GOAL OF THE EXERCISE: From the records below, extract all the text exactly and leave the images behind.

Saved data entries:
........

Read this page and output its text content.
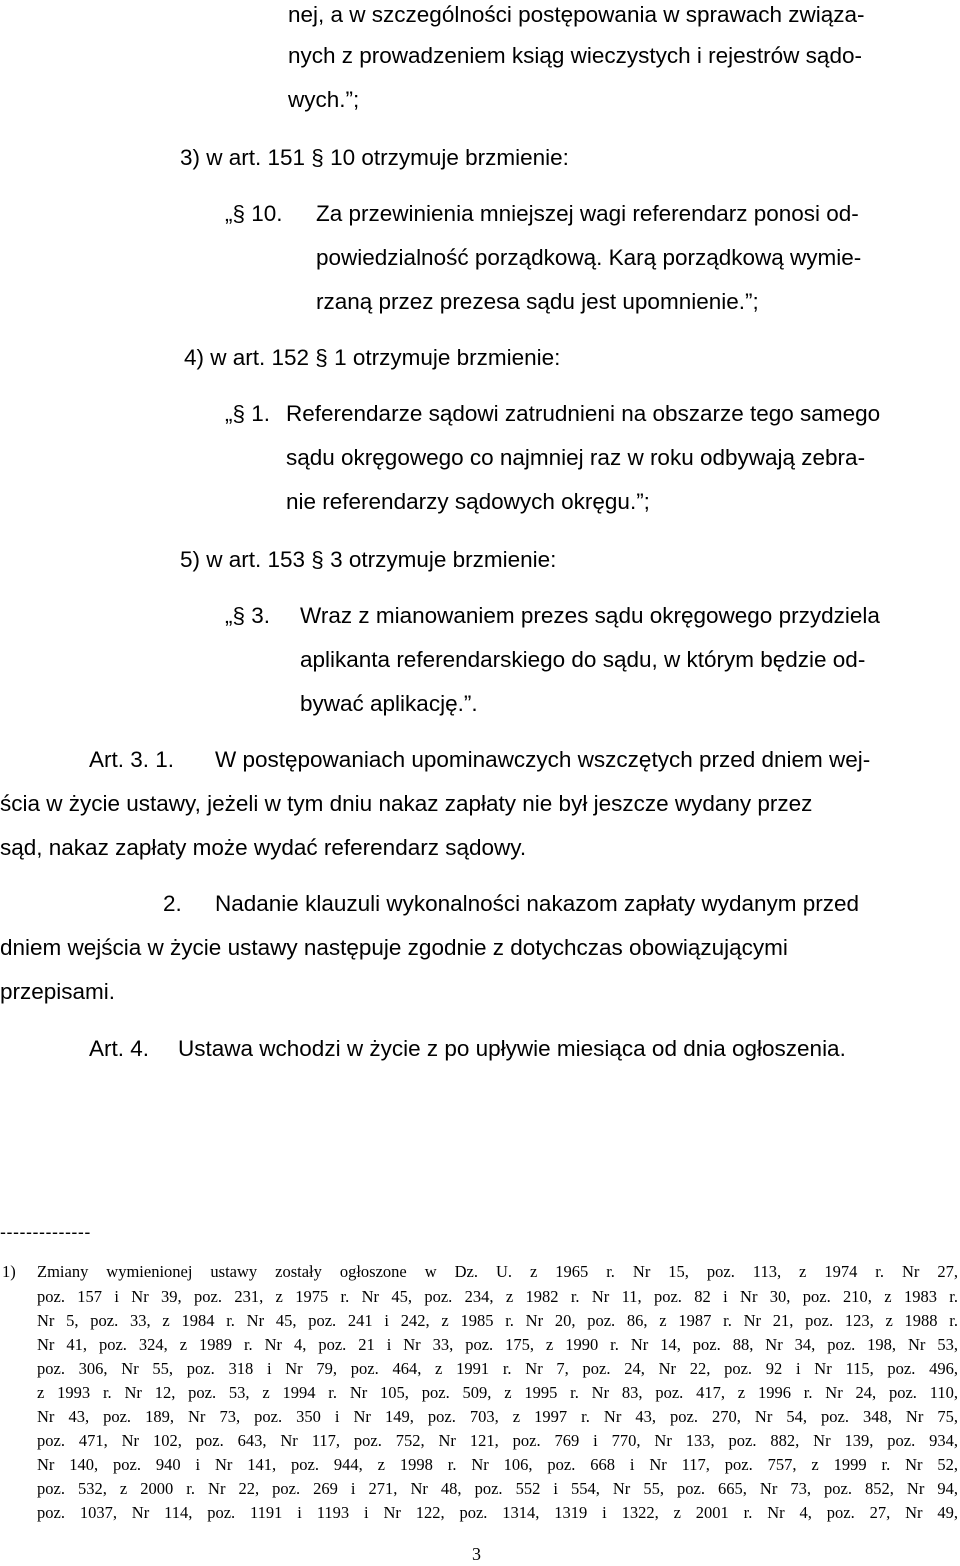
nej, a w szczególności postępowania w sprawach związa-
nych z prowadzeniem ksiąg wieczystych i rejestrów sądo-
wych.”;
3) w art. 151 § 10 otrzymuje brzmienie:
„§ 10. Za przewinienia mniejszej wagi referendarz ponosi od-
powiedzialność porządkową. Karą porządkową wymie-
rzaną przez prezesa sądu jest upomnienie.”;
4) w art. 152 § 1 otrzymuje brzmienie:
„§ 1. Referendarze sądowi zatrudnieni na obszarze tego samego
sądu okręgowego co najmniej raz w roku odbywają zebra-
nie referendarzy sądowych okręgu.”;
5) w art. 153 § 3 otrzymuje brzmienie:
„§ 3. Wraz z mianowaniem prezes sądu okręgowego przydziela
aplikanta referendarskiego do sądu, w którym będzie od-
bywać aplikację.”.
Art. 3. 1. W postępowaniach upominawczych wszczętych przed dniem wej-
ścia w życie ustawy, jeżeli w tym dniu nakaz zapłaty nie był jeszcze wydany przez
sąd, nakaz zapłaty może wydać referendarz sądowy.
2. Nadanie klauzuli wykonalności nakazom zapłaty wydanym przed
dniem wejścia w życie ustawy następuje zgodnie z dotychczas obowiązującymi
przepisami.
Art. 4. Ustawa wchodzi w życie z po upływie miesiąca od dnia ogłoszenia.
--------------
1) Zmiany wymienionej ustawy zostały ogłoszone w Dz. U. z 1965 r. Nr 15, poz. 113, z 1974 r. Nr 27,
poz. 157 i Nr 39, poz. 231, z 1975 r. Nr 45, poz. 234, z 1982 r. Nr 11, poz. 82 i Nr 30, poz. 210, z 1983 r.
Nr 5, poz. 33, z 1984 r. Nr 45, poz. 241 i 242, z 1985 r. Nr 20, poz. 86, z 1987 r. Nr 21, poz. 123, z 1988 r.
Nr 41, poz. 324, z 1989 r. Nr 4, poz. 21 i Nr 33, poz. 175, z 1990 r. Nr 14, poz. 88, Nr 34, poz. 198, Nr 53,
poz. 306, Nr 55, poz. 318 i Nr 79, poz. 464, z 1991 r. Nr 7, poz. 24, Nr 22, poz. 92 i Nr 115, poz. 496,
z 1993 r. Nr 12, poz. 53, z 1994 r. Nr 105, poz. 509, z 1995 r. Nr 83, poz. 417, z 1996 r. Nr 24, poz. 110,
Nr 43, poz. 189, Nr 73, poz. 350 i Nr 149, poz. 703, z 1997 r. Nr 43, poz. 270, Nr 54, poz. 348, Nr 75,
poz. 471, Nr 102, poz. 643, Nr 117, poz. 752, Nr 121, poz. 769 i 770, Nr 133, poz. 882, Nr 139, poz. 934,
Nr 140, poz. 940 i Nr 141, poz. 944, z 1998 r. Nr 106, poz. 668 i Nr 117, poz. 757, z 1999 r. Nr 52,
poz. 532, z 2000 r. Nr 22, poz. 269 i 271, Nr 48, poz. 552 i 554, Nr 55, poz. 665, Nr 73, poz. 852, Nr 94,
poz. 1037, Nr 114, poz. 1191 i 1193 i Nr 122, poz. 1314, 1319 i 1322, z 2001 r. Nr 4, poz. 27, Nr 49,
3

........

ANSWER BELOW:
Read this page and output its text content.
nej, a w szczególności postępowania w sprawach związa-
nych z prowadzeniem ksiąg wieczystych i rejestrów sądo-
wych.”;
3) w art. 151 § 10 otrzymuje brzmienie:
„§ 10. Za przewinienia mniejszej wagi referendarz ponosi od-
powiedzialność porządkową. Karą porządkową wymie-
rzaną przez prezesa sądu jest upomnienie.”;
4) w art. 152 § 1 otrzymuje brzmienie:
„§ 1. Referendarze sądowi zatrudnieni na obszarze tego samego
sądu okręgowego co najmniej raz w roku odbywają zebra-
nie referendarzy sądowych okręgu.”;
5) w art. 153 § 3 otrzymuje brzmienie:
„§ 3. Wraz z mianowaniem prezes sądu okręgowego przydziela
aplikanta referendarskiego do sądu, w którym będzie od-
bywać aplikację.”.
Art. 3. 1. W postępowaniach upominawczych wszczętych przed dniem wej-
ścia w życie ustawy, jeżeli w tym dniu nakaz zapłaty nie był jeszcze wydany przez
sąd, nakaz zapłaty może wydać referendarz sądowy.
2. Nadanie klauzuli wykonalności nakazom zapłaty wydanym przed
dniem wejścia w życie ustawy następuje zgodnie z dotychczas obowiązującymi
przepisami.
Art. 4. Ustawa wchodzi w życie z po upływie miesiąca od dnia ogłoszenia.
--------------
1) Zmiany wymienionej ustawy zostały ogłoszone w Dz. U. z 1965 r. Nr 15, poz. 113, z 1974 r. Nr 27,
poz. 157 i Nr 39, poz. 231, z 1975 r. Nr 45, poz. 234, z 1982 r. Nr 11, poz. 82 i Nr 30, poz. 210, z 1983 r.
Nr 5, poz. 33, z 1984 r. Nr 45, poz. 241 i 242, z 1985 r. Nr 20, poz. 86, z 1987 r. Nr 21, poz. 123, z 1988 r.
Nr 41, poz. 324, z 1989 r. Nr 4, poz. 21 i Nr 33, poz. 175, z 1990 r. Nr 14, poz. 88, Nr 34, poz. 198, Nr 53,
poz. 306, Nr 55, poz. 318 i Nr 79, poz. 464, z 1991 r. Nr 7, poz. 24, Nr 22, poz. 92 i Nr 115, poz. 496,
z 1993 r. Nr 12, poz. 53, z 1994 r. Nr 105, poz. 509, z 1995 r. Nr 83, poz. 417, z 1996 r. Nr 24, poz. 110,
Nr 43, poz. 189, Nr 73, poz. 350 i Nr 149, poz. 703, z 1997 r. Nr 43, poz. 270, Nr 54, poz. 348, Nr 75,
poz. 471, Nr 102, poz. 643, Nr 117, poz. 752, Nr 121, poz. 769 i 770, Nr 133, poz. 882, Nr 139, poz. 934,
Nr 140, poz. 940 i Nr 141, poz. 944, z 1998 r. Nr 106, poz. 668 i Nr 117, poz. 757, z 1999 r. Nr 52,
poz. 532, z 2000 r. Nr 22, poz. 269 i 271, Nr 48, poz. 552 i 554, Nr 55, poz. 665, Nr 73, poz. 852, Nr 94,
poz. 1037, Nr 114, poz. 1191 i 1193 i Nr 122, poz. 1314, 1319 i 1322, z 2001 r. Nr 4, poz. 27, Nr 49,
3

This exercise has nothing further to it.